Dataset:
.....

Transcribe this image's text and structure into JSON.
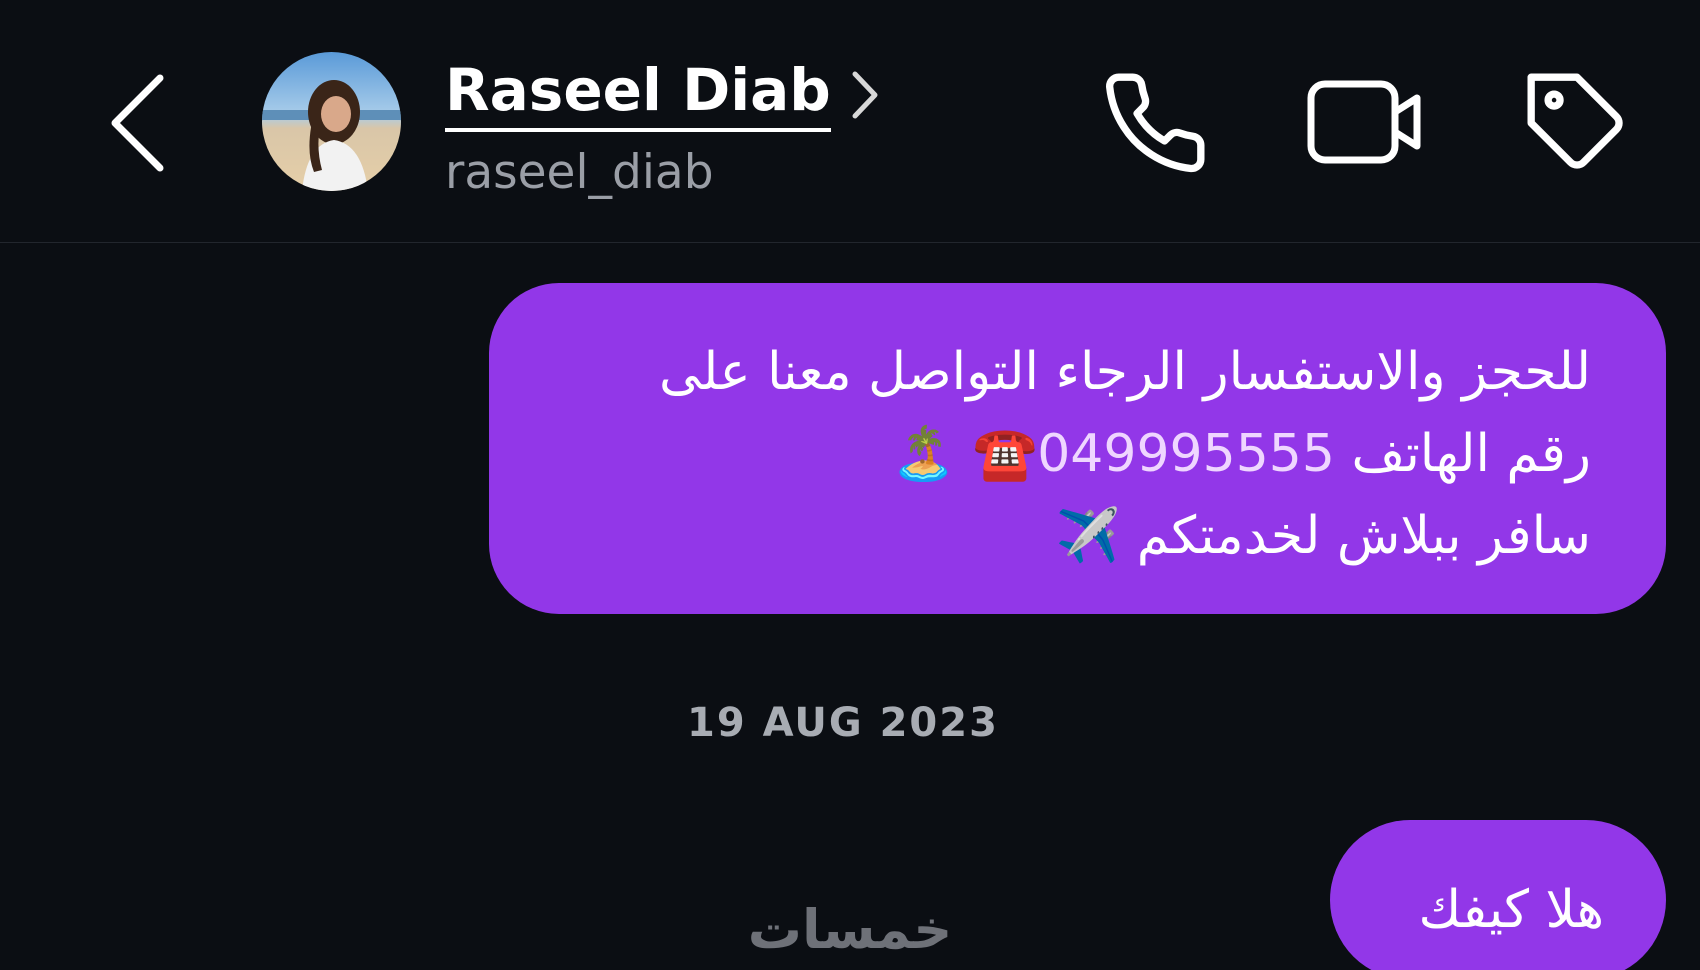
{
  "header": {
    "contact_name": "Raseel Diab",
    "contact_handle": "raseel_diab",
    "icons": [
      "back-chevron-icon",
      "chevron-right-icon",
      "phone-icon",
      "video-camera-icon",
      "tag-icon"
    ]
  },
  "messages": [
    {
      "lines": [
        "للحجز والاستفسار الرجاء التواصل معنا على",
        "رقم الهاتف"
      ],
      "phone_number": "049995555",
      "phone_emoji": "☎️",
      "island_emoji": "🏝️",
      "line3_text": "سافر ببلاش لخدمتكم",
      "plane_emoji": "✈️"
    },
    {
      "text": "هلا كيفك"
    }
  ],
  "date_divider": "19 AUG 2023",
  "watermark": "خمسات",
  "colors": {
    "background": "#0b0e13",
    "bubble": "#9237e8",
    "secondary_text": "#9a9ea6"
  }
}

.....

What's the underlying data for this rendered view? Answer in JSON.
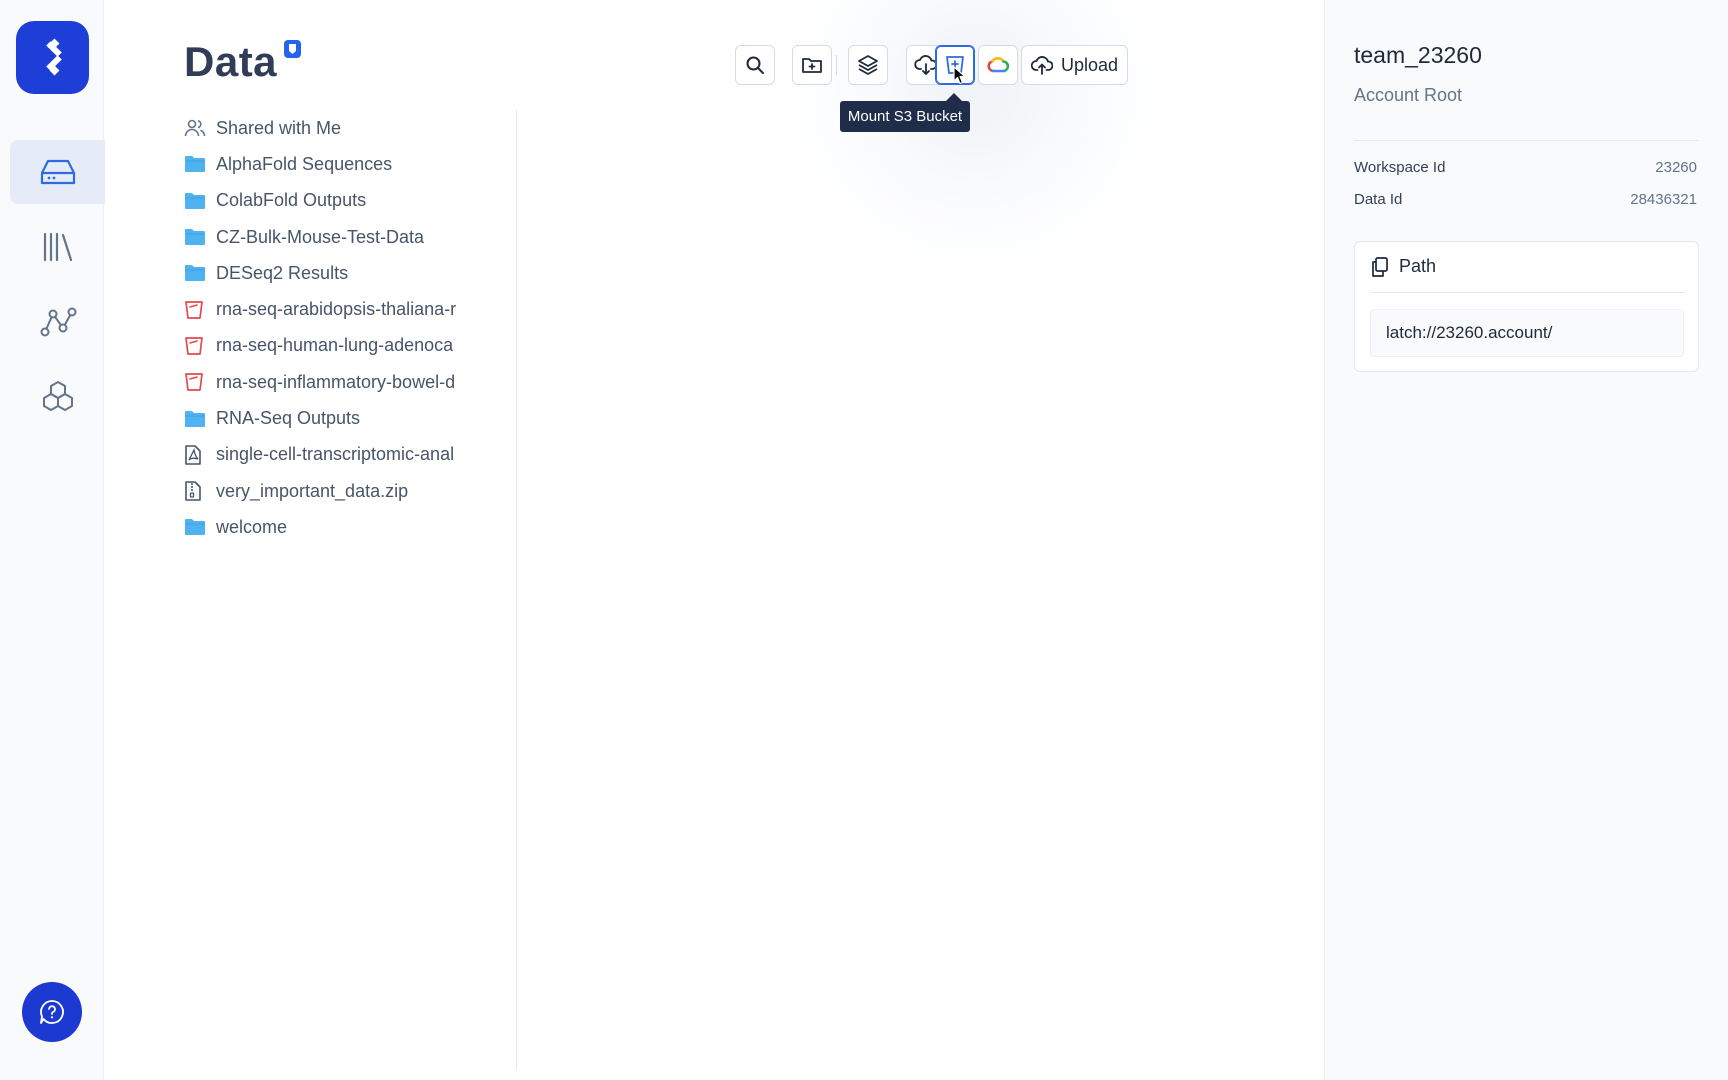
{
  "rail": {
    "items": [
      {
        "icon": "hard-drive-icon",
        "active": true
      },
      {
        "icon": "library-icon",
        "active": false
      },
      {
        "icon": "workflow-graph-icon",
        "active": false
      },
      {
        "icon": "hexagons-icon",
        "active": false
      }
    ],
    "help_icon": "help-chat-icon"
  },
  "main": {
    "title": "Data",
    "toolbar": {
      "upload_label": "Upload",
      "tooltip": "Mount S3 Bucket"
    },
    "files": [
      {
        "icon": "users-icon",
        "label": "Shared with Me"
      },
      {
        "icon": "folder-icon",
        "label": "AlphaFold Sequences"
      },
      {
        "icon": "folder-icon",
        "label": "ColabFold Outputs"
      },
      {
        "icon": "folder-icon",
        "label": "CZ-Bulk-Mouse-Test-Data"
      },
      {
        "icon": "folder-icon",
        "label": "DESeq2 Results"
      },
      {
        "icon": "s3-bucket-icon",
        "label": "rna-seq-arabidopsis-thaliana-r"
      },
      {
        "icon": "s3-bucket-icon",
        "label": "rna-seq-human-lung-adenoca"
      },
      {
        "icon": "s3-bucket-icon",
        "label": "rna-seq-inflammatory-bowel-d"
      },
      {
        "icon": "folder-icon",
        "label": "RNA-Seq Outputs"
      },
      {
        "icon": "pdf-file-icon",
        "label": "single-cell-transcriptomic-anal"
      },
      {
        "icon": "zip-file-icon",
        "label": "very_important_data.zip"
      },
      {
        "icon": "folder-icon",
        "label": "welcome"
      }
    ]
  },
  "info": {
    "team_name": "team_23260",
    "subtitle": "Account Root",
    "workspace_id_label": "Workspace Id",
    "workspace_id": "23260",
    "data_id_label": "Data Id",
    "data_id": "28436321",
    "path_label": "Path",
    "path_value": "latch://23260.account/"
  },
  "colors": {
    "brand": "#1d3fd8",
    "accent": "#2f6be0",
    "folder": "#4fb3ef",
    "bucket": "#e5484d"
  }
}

.....

Your task: Return all lines of the material above in which the word "Outputs" occurs.

Exercise solution:
        "label": "ColabFold Outputs"
        "label": "RNA-Seq Outputs"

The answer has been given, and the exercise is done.